From the listing below, pull out all lines with "CINEMA" in them.

Supplied material:
· · · · ·

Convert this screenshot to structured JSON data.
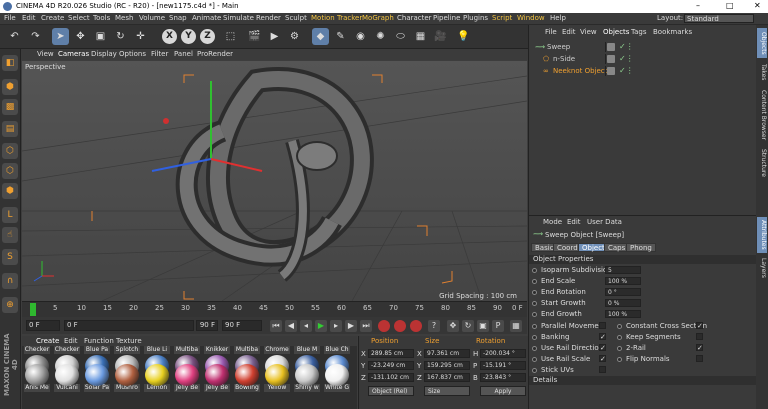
{
  "window": {
    "title": "CINEMA 4D R20.026 Studio (RC - R20) - [new1175.c4d *] - Main",
    "controls": [
      "–",
      "□",
      "✕"
    ]
  },
  "menu": [
    "File",
    "Edit",
    "Create",
    "Select",
    "Tools",
    "Mesh",
    "Volume",
    "Snap",
    "Animate",
    "Simulate",
    "Render",
    "Sculpt",
    "Motion Tracker",
    "MoGraph",
    "Character",
    "Pipeline",
    "Plugins",
    "Script",
    "Window",
    "Help"
  ],
  "layout": {
    "label": "Layout:",
    "value": "Standard"
  },
  "viewport": {
    "menu": [
      "View",
      "Cameras",
      "Display",
      "Options",
      "Filter",
      "Panel",
      "ProRender"
    ],
    "label": "Perspective",
    "grid_spacing": "Grid Spacing : 100 cm"
  },
  "timeline": {
    "ticks": [
      "0",
      "5",
      "10",
      "15",
      "20",
      "25",
      "30",
      "35",
      "40",
      "45",
      "50",
      "55",
      "60",
      "65",
      "70",
      "75",
      "80",
      "85",
      "90"
    ],
    "end_label": "0 F"
  },
  "playback": {
    "start": "0 F",
    "current": "0 F",
    "range_end": "90 F",
    "end": "90 F"
  },
  "materials": {
    "menu": [
      "Create",
      "Edit",
      "Function",
      "Texture"
    ],
    "row1": [
      "Checker",
      "Checker",
      "Blue Pa",
      "Splotch",
      "Blue Li",
      "Multiba",
      "Knikker",
      "Multiba",
      "Chrome",
      "Blue M",
      "Blue Ch"
    ],
    "row2": [
      "Anis Me",
      "Vulcani",
      "Solar Pa",
      "Mushro",
      "Lemon",
      "Jelly Be",
      "Jelly Be",
      "Bowling",
      "Yellow",
      "Shiny w",
      "White G"
    ],
    "row1_colors": [
      "#8a8a8a",
      "#cfcfcf",
      "#3a6fb5",
      "#b8b8b8",
      "#4a7fc5",
      "#7a5080",
      "#9a5ab0",
      "#7a6090",
      "#d8d8d8",
      "#3a5fa0",
      "#5a8ad0"
    ],
    "row2_colors": [
      "#a0a0a0",
      "#e0e0e0",
      "#6a9ae0",
      "#b06040",
      "#e8d020",
      "#e04080",
      "#c03070",
      "#d04030",
      "#e8c020",
      "#c8c8c8",
      "#f0f0f0"
    ]
  },
  "coordinates": {
    "headers": [
      "Position",
      "Size",
      "Rotation"
    ],
    "rows": [
      {
        "axis": "X",
        "pos": "289.85 cm",
        "s": "X",
        "size": "97.361 cm",
        "r": "H",
        "rot": "-200.034 °"
      },
      {
        "axis": "Y",
        "pos": "-23.249 cm",
        "s": "Y",
        "size": "159.295 cm",
        "r": "P",
        "rot": "-15.191 °"
      },
      {
        "axis": "Z",
        "pos": "-131.102 cm",
        "s": "Z",
        "size": "167.837 cm",
        "r": "B",
        "rot": "-23.843 °"
      }
    ],
    "mode": "Object (Rel)",
    "size_mode": "Size",
    "apply": "Apply"
  },
  "objects": {
    "menu": [
      "File",
      "Edit",
      "View",
      "Objects",
      "Tags",
      "Bookmarks"
    ],
    "items": [
      {
        "name": "Sweep",
        "color": "#8fd18f"
      },
      {
        "name": "n-Side",
        "color": "#f0a030"
      },
      {
        "name": "Neeknot Object",
        "color": "#f0a030"
      }
    ]
  },
  "attributes": {
    "menu": [
      "Mode",
      "Edit",
      "User Data"
    ],
    "header": "Sweep Object [Sweep]",
    "tabs": [
      "Basic",
      "Coord",
      "Object",
      "Caps",
      "Phong"
    ],
    "section": "Object Properties",
    "props": [
      {
        "label": "Isoparm Subdivision",
        "value": "5"
      },
      {
        "label": "End Scale",
        "value": "100 %"
      },
      {
        "label": "End Rotation",
        "value": "0 °"
      },
      {
        "label": "Start Growth",
        "value": "0 %"
      },
      {
        "label": "End Growth",
        "value": "100 %"
      }
    ],
    "checks_left": [
      {
        "label": "Parallel Movement",
        "value": ""
      },
      {
        "label": "Banking",
        "value": "✓"
      },
      {
        "label": "Use Rail Direction",
        "value": "✓"
      },
      {
        "label": "Use Rail Scale",
        "value": "✓"
      },
      {
        "label": "Stick UVs",
        "value": ""
      }
    ],
    "checks_right": [
      {
        "label": "Constant Cross Section",
        "value": "✓"
      },
      {
        "label": "Keep Segments",
        "value": ""
      },
      {
        "label": "2-Rail",
        "value": "✓"
      },
      {
        "label": "Flip Normals",
        "value": ""
      }
    ],
    "details": "Details"
  },
  "right_tabs": [
    "Objects",
    "Takes",
    "Content Browser",
    "Structure",
    "Attributes",
    "Layers"
  ],
  "brand": "MAXON CINEMA 4D"
}
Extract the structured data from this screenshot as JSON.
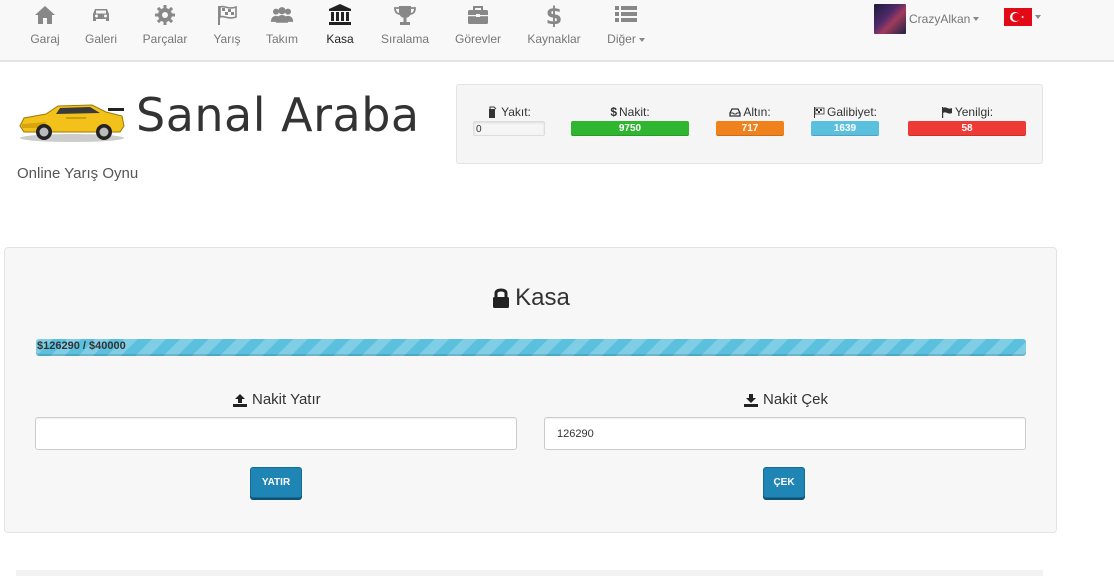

· · · · ·

Task result:
    "title": "CINEMA 4D R20.026 Studio (RC - R20) - [new1175.c4d *] - Main",
  "brand": "MAXON CINEMA 4D"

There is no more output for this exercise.